- TASK DESCRIPTION -
In the records below, find the line containing "Type out the text in this image."; give it again exactly, along with every line that follows, and nothing else.

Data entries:
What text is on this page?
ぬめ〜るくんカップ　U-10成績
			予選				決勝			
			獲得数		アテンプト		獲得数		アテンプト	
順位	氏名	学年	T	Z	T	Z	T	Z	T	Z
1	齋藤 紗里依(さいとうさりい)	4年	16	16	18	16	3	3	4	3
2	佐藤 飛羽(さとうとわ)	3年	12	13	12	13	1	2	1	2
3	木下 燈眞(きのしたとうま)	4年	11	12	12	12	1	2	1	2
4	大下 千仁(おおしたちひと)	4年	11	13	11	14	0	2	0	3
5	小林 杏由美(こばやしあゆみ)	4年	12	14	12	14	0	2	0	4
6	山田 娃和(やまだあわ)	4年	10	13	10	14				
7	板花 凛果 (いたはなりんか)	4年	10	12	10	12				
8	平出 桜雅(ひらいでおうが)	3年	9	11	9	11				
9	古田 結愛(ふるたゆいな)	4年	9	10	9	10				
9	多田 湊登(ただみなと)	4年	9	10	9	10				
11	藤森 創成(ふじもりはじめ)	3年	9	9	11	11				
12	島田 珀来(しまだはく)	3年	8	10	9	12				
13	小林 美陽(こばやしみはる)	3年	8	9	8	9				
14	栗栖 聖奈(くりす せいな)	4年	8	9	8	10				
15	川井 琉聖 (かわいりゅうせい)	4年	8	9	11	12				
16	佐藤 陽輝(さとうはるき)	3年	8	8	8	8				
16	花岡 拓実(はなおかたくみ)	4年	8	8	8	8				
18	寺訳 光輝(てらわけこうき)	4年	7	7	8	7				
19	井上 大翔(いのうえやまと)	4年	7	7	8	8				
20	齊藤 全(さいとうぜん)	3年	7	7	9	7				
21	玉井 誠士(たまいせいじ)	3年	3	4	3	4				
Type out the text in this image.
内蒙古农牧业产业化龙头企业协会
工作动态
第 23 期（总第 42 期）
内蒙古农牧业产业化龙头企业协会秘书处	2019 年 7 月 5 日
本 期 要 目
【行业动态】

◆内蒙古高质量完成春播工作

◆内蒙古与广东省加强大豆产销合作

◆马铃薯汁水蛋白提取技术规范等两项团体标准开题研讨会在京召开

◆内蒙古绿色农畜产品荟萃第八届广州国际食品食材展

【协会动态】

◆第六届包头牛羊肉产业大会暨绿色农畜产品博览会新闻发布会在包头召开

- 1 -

- THE OUTPUT -
Type out the text in this image.
内蒙古农牧业产业化龙头企业协会
工作动态
第 23 期（总第 42 期）
内蒙古农牧业产业化龙头企业协会秘书处	2019 年 7 月 5 日
本 期 要 目
【行业动态】

◆内蒙古高质量完成春播工作

◆内蒙古与广东省加强大豆产销合作

◆马铃薯汁水蛋白提取技术规范等两项团体标准开题研讨会在京召开

◆内蒙古绿色农畜产品荟萃第八届广州国际食品食材展

【协会动态】

◆第六届包头牛羊肉产业大会暨绿色农畜产品博览会新闻发布会在包头召开

- 1 -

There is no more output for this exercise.